> _Brief_
The listing below must be repeated word for word, with its images excluded.

===============

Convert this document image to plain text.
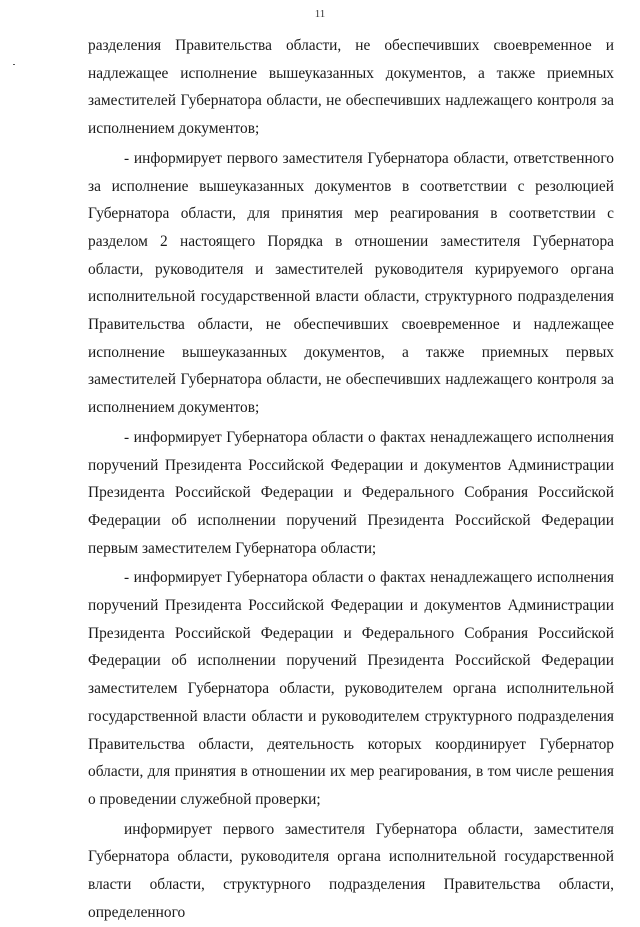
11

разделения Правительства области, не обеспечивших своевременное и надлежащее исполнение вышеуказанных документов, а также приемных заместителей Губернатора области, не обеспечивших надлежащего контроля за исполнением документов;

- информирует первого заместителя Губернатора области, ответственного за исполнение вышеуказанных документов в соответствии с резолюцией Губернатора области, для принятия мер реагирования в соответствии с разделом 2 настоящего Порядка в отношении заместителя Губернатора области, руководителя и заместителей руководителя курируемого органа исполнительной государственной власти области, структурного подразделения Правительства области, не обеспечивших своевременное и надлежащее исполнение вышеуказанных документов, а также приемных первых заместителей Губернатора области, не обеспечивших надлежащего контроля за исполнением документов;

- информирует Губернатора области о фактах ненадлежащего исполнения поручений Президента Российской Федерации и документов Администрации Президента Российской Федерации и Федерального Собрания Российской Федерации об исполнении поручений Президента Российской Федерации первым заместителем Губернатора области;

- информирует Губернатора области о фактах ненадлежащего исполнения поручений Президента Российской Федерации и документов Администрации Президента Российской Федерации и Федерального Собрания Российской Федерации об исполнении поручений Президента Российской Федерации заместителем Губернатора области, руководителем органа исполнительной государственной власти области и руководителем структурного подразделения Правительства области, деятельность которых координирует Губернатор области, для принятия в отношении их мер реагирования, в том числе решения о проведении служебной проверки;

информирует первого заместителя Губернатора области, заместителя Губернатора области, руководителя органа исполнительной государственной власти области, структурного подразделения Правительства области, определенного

===============

> _Output below_
Convert this document image to plain text.
11

разделения Правительства области, не обеспечивших своевременное и надлежащее исполнение вышеуказанных документов, а также приемных заместителей Губернатора области, не обеспечивших надлежащего контроля за исполнением документов;

- информирует первого заместителя Губернатора области, ответственного за исполнение вышеуказанных документов в соответствии с резолюцией Губернатора области, для принятия мер реагирования в соответствии с разделом 2 настоящего Порядка в отношении заместителя Губернатора области, руководителя и заместителей руководителя курируемого органа исполнительной государственной власти области, структурного подразделения Правительства области, не обеспечивших своевременное и надлежащее исполнение вышеуказанных документов, а также приемных первых заместителей Губернатора области, не обеспечивших надлежащего контроля за исполнением документов;

- информирует Губернатора области о фактах ненадлежащего исполнения поручений Президента Российской Федерации и документов Администрации Президента Российской Федерации и Федерального Собрания Российской Федерации об исполнении поручений Президента Российской Федерации первым заместителем Губернатора области;

- информирует Губернатора области о фактах ненадлежащего исполнения поручений Президента Российской Федерации и документов Администрации Президента Российской Федерации и Федерального Собрания Российской Федерации об исполнении поручений Президента Российской Федерации заместителем Губернатора области, руководителем органа исполнительной государственной власти области и руководителем структурного подразделения Правительства области, деятельность которых координирует Губернатор области, для принятия в отношении их мер реагирования, в том числе решения о проведении служебной проверки;

информирует первого заместителя Губернатора области, заместителя Губернатора области, руководителя органа исполнительной государственной власти области, структурного подразделения Правительства области, определенного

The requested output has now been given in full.